-- RECORDS FOR THE EXERCISE start --
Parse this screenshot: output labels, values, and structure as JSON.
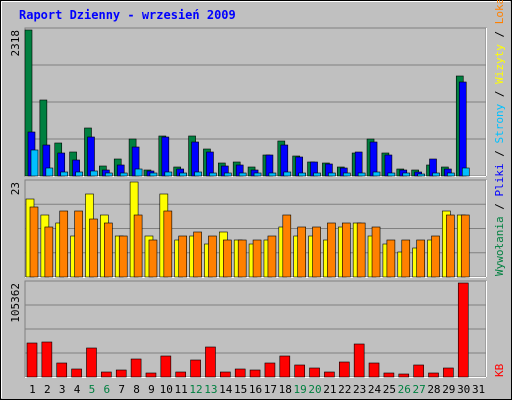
{
  "title": "Raport Dzienny -  wrzesień 2009",
  "panel_maxima": [
    "2318",
    "23",
    "105362"
  ],
  "right_legend": {
    "top": [
      {
        "text": "Wywołania",
        "color": "#008040"
      },
      {
        "text": " / ",
        "color": "#000000"
      },
      {
        "text": "Pliki",
        "color": "#0000FF"
      },
      {
        "text": " / ",
        "color": "#000000"
      },
      {
        "text": "Strony",
        "color": "#00C0FF"
      },
      {
        "text": " / ",
        "color": "#000000"
      },
      {
        "text": "Wizyty",
        "color": "#FFFF00"
      },
      {
        "text": " / ",
        "color": "#000000"
      },
      {
        "text": "Lokalizacje",
        "color": "#FF8000"
      }
    ],
    "bottom": {
      "text": "KB",
      "color": "#FF0000"
    }
  },
  "chart_data": {
    "type": "bar",
    "title": "Raport Dzienny -  wrzesień 2009",
    "categories": [
      "1",
      "2",
      "3",
      "4",
      "5",
      "6",
      "7",
      "8",
      "9",
      "10",
      "11",
      "12",
      "13",
      "14",
      "15",
      "16",
      "17",
      "18",
      "19",
      "20",
      "21",
      "22",
      "23",
      "24",
      "25",
      "26",
      "27",
      "28",
      "29",
      "30",
      "31"
    ],
    "weekend_days": [
      "5",
      "6",
      "12",
      "13",
      "19",
      "20",
      "26",
      "27"
    ],
    "colors": {
      "hits": "#008040",
      "files": "#0000FF",
      "pages": "#00C0FF",
      "visits": "#FFFF00",
      "sites": "#FF8000",
      "kb": "#FF0000",
      "weekend_label": "#008040",
      "background": "#C0C0C0"
    },
    "panels": [
      {
        "name": "top",
        "ylim": [
          0,
          2318
        ],
        "series": [
          {
            "name": "Wywołania",
            "values": [
              2318,
              1200,
              520,
              380,
              770,
              160,
              270,
              580,
              100,
              640,
              150,
              630,
              430,
              200,
              230,
              140,
              340,
              560,
              310,
              230,
              210,
              140,
              360,
              590,
              360,
              110,
              90,
              170,
              140,
              1580,
              0
            ]
          },
          {
            "name": "Pliki",
            "values": [
              700,
              490,
              360,
              250,
              620,
              100,
              180,
              460,
              80,
              620,
              110,
              540,
              380,
              160,
              180,
              90,
              340,
              500,
              300,
              220,
              190,
              130,
              380,
              540,
              340,
              90,
              70,
              270,
              110,
              1490,
              0
            ]
          },
          {
            "name": "Strony",
            "values": [
              410,
              120,
              70,
              60,
              80,
              50,
              50,
              110,
              40,
              70,
              40,
              60,
              50,
              50,
              50,
              40,
              50,
              70,
              50,
              40,
              40,
              40,
              50,
              60,
              40,
              40,
              30,
              40,
              50,
              120,
              0
            ]
          }
        ]
      },
      {
        "name": "middle",
        "ylim": [
          0,
          23
        ],
        "series": [
          {
            "name": "Wizyty",
            "values": [
              19,
              15,
              13,
              10,
              20,
              15,
              10,
              23,
              10,
              20,
              9,
              10,
              8,
              11,
              9,
              8,
              9,
              12,
              10,
              10,
              9,
              12,
              13,
              10,
              8,
              6,
              7,
              9,
              16,
              15,
              0
            ]
          },
          {
            "name": "Lokalizacje",
            "values": [
              17,
              12,
              16,
              16,
              14,
              13,
              10,
              15,
              9,
              16,
              10,
              11,
              10,
              9,
              9,
              9,
              10,
              15,
              12,
              12,
              13,
              13,
              13,
              12,
              9,
              9,
              9,
              10,
              15,
              15,
              0
            ]
          }
        ]
      },
      {
        "name": "bottom",
        "ylim": [
          0,
          105362
        ],
        "series": [
          {
            "name": "KB",
            "values": [
              38000,
              39000,
              16000,
              9000,
              33000,
              6000,
              8000,
              20000,
              5000,
              24000,
              6000,
              19000,
              34000,
              6000,
              9000,
              8000,
              16000,
              23000,
              13000,
              10000,
              6000,
              17000,
              37000,
              16000,
              4000,
              3000,
              13000,
              5000,
              10000,
              105362,
              0
            ]
          }
        ]
      }
    ]
  }
}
-- RECORDS FOR THE EXERCISE end --
▶ _WHAT YOU ARE ASKED TO DO_
Write out the whole listing exactly, and drop the pictures.

▶ _EXERCISE OUTPUT_
Parse this screenshot: output labels, values, and structure as JSON.
{
  "title": "Raport Dzienny -  wrzesień 2009",
  "panel_maxima": [
    "2318",
    "23",
    "105362"
  ],
  "right_legend": {
    "top": [
      {
        "text": "Wywołania",
        "color": "#008040"
      },
      {
        "text": " / ",
        "color": "#000000"
      },
      {
        "text": "Pliki",
        "color": "#0000FF"
      },
      {
        "text": " / ",
        "color": "#000000"
      },
      {
        "text": "Strony",
        "color": "#00C0FF"
      },
      {
        "text": " / ",
        "color": "#000000"
      },
      {
        "text": "Wizyty",
        "color": "#FFFF00"
      },
      {
        "text": " / ",
        "color": "#000000"
      },
      {
        "text": "Lokalizacje",
        "color": "#FF8000"
      }
    ],
    "bottom": {
      "text": "KB",
      "color": "#FF0000"
    }
  },
  "chart_data": {
    "type": "bar",
    "title": "Raport Dzienny -  wrzesień 2009",
    "categories": [
      "1",
      "2",
      "3",
      "4",
      "5",
      "6",
      "7",
      "8",
      "9",
      "10",
      "11",
      "12",
      "13",
      "14",
      "15",
      "16",
      "17",
      "18",
      "19",
      "20",
      "21",
      "22",
      "23",
      "24",
      "25",
      "26",
      "27",
      "28",
      "29",
      "30",
      "31"
    ],
    "weekend_days": [
      "5",
      "6",
      "12",
      "13",
      "19",
      "20",
      "26",
      "27"
    ],
    "colors": {
      "hits": "#008040",
      "files": "#0000FF",
      "pages": "#00C0FF",
      "visits": "#FFFF00",
      "sites": "#FF8000",
      "kb": "#FF0000",
      "weekend_label": "#008040",
      "background": "#C0C0C0"
    },
    "panels": [
      {
        "name": "top",
        "ylim": [
          0,
          2318
        ],
        "series": [
          {
            "name": "Wywołania",
            "values": [
              2318,
              1200,
              520,
              380,
              770,
              160,
              270,
              580,
              100,
              640,
              150,
              630,
              430,
              200,
              230,
              140,
              340,
              560,
              310,
              230,
              210,
              140,
              360,
              590,
              360,
              110,
              90,
              170,
              140,
              1580,
              0
            ]
          },
          {
            "name": "Pliki",
            "values": [
              700,
              490,
              360,
              250,
              620,
              100,
              180,
              460,
              80,
              620,
              110,
              540,
              380,
              160,
              180,
              90,
              340,
              500,
              300,
              220,
              190,
              130,
              380,
              540,
              340,
              90,
              70,
              270,
              110,
              1490,
              0
            ]
          },
          {
            "name": "Strony",
            "values": [
              410,
              120,
              70,
              60,
              80,
              50,
              50,
              110,
              40,
              70,
              40,
              60,
              50,
              50,
              50,
              40,
              50,
              70,
              50,
              40,
              40,
              40,
              50,
              60,
              40,
              40,
              30,
              40,
              50,
              120,
              0
            ]
          }
        ]
      },
      {
        "name": "middle",
        "ylim": [
          0,
          23
        ],
        "series": [
          {
            "name": "Wizyty",
            "values": [
              19,
              15,
              13,
              10,
              20,
              15,
              10,
              23,
              10,
              20,
              9,
              10,
              8,
              11,
              9,
              8,
              9,
              12,
              10,
              10,
              9,
              12,
              13,
              10,
              8,
              6,
              7,
              9,
              16,
              15,
              0
            ]
          },
          {
            "name": "Lokalizacje",
            "values": [
              17,
              12,
              16,
              16,
              14,
              13,
              10,
              15,
              9,
              16,
              10,
              11,
              10,
              9,
              9,
              9,
              10,
              15,
              12,
              12,
              13,
              13,
              13,
              12,
              9,
              9,
              9,
              10,
              15,
              15,
              0
            ]
          }
        ]
      },
      {
        "name": "bottom",
        "ylim": [
          0,
          105362
        ],
        "series": [
          {
            "name": "KB",
            "values": [
              38000,
              39000,
              16000,
              9000,
              33000,
              6000,
              8000,
              20000,
              5000,
              24000,
              6000,
              19000,
              34000,
              6000,
              9000,
              8000,
              16000,
              23000,
              13000,
              10000,
              6000,
              17000,
              37000,
              16000,
              4000,
              3000,
              13000,
              5000,
              10000,
              105362,
              0
            ]
          }
        ]
      }
    ]
  }
}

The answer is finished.